** Start of Data shown **

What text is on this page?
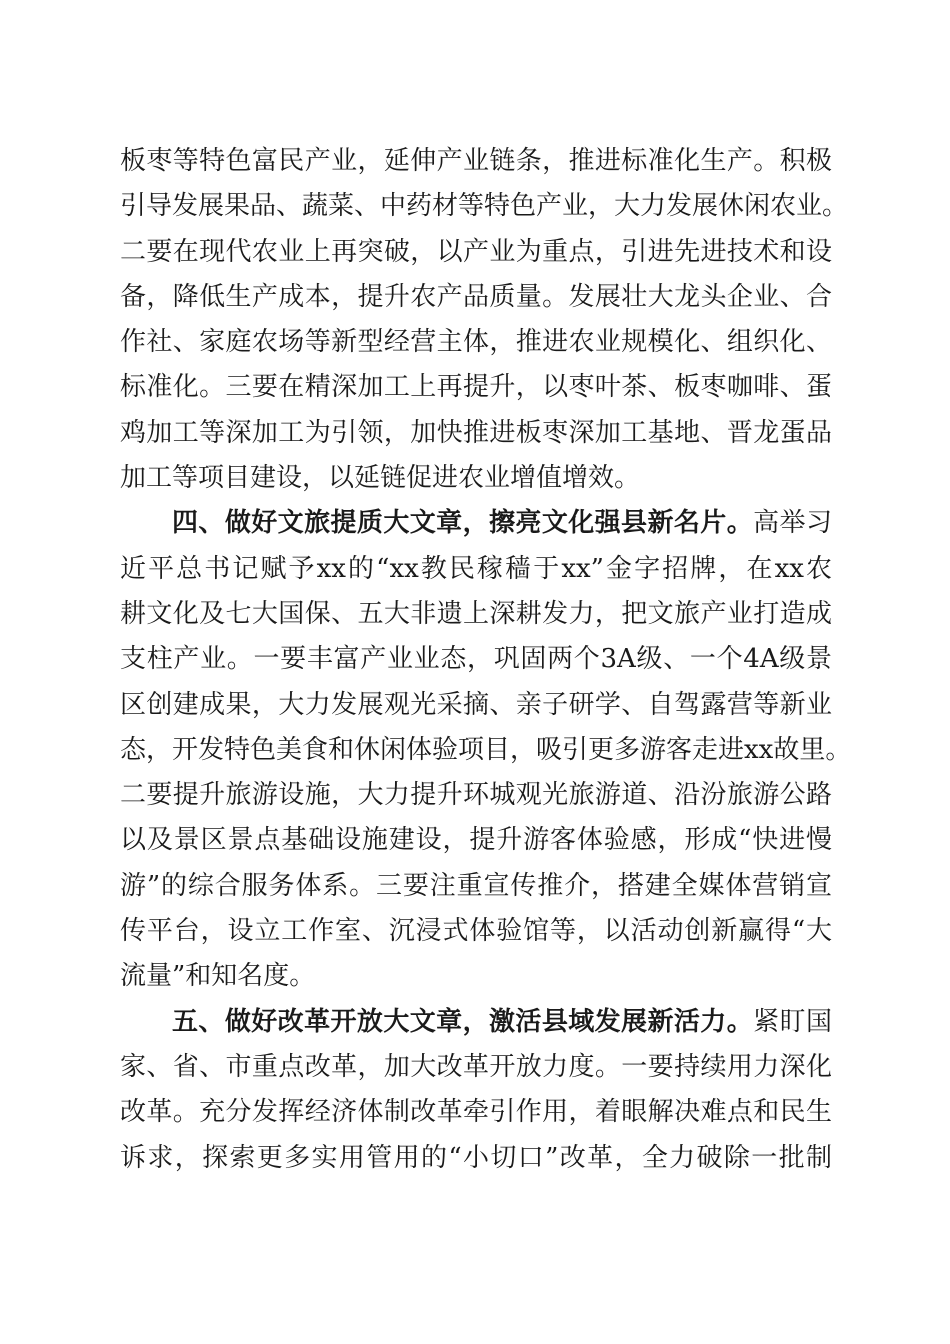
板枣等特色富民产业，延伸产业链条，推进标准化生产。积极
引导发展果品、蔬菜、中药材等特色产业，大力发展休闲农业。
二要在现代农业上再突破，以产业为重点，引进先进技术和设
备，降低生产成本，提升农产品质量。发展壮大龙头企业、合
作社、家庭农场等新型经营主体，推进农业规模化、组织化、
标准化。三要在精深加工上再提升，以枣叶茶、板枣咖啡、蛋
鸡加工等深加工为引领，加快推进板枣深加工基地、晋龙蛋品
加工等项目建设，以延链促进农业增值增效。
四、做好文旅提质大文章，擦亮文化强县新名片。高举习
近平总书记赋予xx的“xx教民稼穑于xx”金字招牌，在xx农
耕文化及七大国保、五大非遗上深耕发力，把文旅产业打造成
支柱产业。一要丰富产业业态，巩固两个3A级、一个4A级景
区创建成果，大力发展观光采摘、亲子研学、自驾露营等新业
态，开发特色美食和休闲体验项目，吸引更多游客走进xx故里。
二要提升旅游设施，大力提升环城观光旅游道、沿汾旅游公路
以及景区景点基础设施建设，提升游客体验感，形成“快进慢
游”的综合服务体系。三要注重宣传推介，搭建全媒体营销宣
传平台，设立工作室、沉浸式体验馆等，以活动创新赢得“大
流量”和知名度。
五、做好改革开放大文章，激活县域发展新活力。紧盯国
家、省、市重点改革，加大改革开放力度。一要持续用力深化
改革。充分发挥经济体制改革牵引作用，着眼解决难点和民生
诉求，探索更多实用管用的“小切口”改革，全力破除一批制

** End of Data shown **

Directive: Give an exact copy of the material, leaving out every picture.

Finished task:
What text is on this page?
板枣等特色富民产业，延伸产业链条，推进标准化生产。积极
引导发展果品、蔬菜、中药材等特色产业，大力发展休闲农业。
二要在现代农业上再突破，以产业为重点，引进先进技术和设
备，降低生产成本，提升农产品质量。发展壮大龙头企业、合
作社、家庭农场等新型经营主体，推进农业规模化、组织化、
标准化。三要在精深加工上再提升，以枣叶茶、板枣咖啡、蛋
鸡加工等深加工为引领，加快推进板枣深加工基地、晋龙蛋品
加工等项目建设，以延链促进农业增值增效。
四、做好文旅提质大文章，擦亮文化强县新名片。高举习
近平总书记赋予xx的“xx教民稼穑于xx”金字招牌，在xx农
耕文化及七大国保、五大非遗上深耕发力，把文旅产业打造成
支柱产业。一要丰富产业业态，巩固两个3A级、一个4A级景
区创建成果，大力发展观光采摘、亲子研学、自驾露营等新业
态，开发特色美食和休闲体验项目，吸引更多游客走进xx故里。
二要提升旅游设施，大力提升环城观光旅游道、沿汾旅游公路
以及景区景点基础设施建设，提升游客体验感，形成“快进慢
游”的综合服务体系。三要注重宣传推介，搭建全媒体营销宣
传平台，设立工作室、沉浸式体验馆等，以活动创新赢得“大
流量”和知名度。
五、做好改革开放大文章，激活县域发展新活力。紧盯国
家、省、市重点改革，加大改革开放力度。一要持续用力深化
改革。充分发挥经济体制改革牵引作用，着眼解决难点和民生
诉求，探索更多实用管用的“小切口”改革，全力破除一批制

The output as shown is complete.